Reproduce every line in the listing that contains the word "their".
── RECORDS FOR THE TASK
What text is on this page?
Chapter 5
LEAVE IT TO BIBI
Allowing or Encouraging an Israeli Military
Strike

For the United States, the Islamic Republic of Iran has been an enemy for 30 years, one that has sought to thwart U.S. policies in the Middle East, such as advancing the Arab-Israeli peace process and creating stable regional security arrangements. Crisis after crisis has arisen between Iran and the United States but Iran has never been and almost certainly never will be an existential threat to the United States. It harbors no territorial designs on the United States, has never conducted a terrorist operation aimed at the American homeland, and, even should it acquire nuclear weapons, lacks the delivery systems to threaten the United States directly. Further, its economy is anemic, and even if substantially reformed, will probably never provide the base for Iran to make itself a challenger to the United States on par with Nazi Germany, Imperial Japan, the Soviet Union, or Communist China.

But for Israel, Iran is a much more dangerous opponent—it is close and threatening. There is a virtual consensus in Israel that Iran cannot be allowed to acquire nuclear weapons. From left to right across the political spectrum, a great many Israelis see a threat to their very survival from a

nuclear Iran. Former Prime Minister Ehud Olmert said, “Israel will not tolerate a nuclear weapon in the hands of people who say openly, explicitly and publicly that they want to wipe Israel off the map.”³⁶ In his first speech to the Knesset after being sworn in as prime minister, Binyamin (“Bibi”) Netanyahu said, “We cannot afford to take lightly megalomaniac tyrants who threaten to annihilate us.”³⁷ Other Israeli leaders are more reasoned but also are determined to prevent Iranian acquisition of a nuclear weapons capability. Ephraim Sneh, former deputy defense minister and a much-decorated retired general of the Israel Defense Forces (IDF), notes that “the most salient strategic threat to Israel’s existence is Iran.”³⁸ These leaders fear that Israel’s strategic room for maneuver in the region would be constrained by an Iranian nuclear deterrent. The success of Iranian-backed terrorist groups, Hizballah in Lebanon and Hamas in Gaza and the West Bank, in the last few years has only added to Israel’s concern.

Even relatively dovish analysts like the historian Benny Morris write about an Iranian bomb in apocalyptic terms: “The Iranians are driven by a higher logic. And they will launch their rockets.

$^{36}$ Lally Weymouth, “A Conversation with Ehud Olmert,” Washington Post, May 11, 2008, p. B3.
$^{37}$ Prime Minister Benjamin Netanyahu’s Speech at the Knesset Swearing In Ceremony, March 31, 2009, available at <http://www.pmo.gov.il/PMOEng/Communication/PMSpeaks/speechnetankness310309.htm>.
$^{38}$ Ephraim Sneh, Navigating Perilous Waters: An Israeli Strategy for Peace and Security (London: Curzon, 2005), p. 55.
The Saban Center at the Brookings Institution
────
*ANSWER IN FULL*:
But for Israel, Iran is a much more dangerous opponent—it is close and threatening. There is a virtual consensus in Israel that Iran cannot be allowed to acquire nuclear weapons. From left to right across the political spectrum, a great many Israelis see a threat to their very survival from a
Even relatively dovish analysts like the historian Benny Morris write about an Iranian bomb in apocalyptic terms: “The Iranians are driven by a higher logic. And they will launch their rockets.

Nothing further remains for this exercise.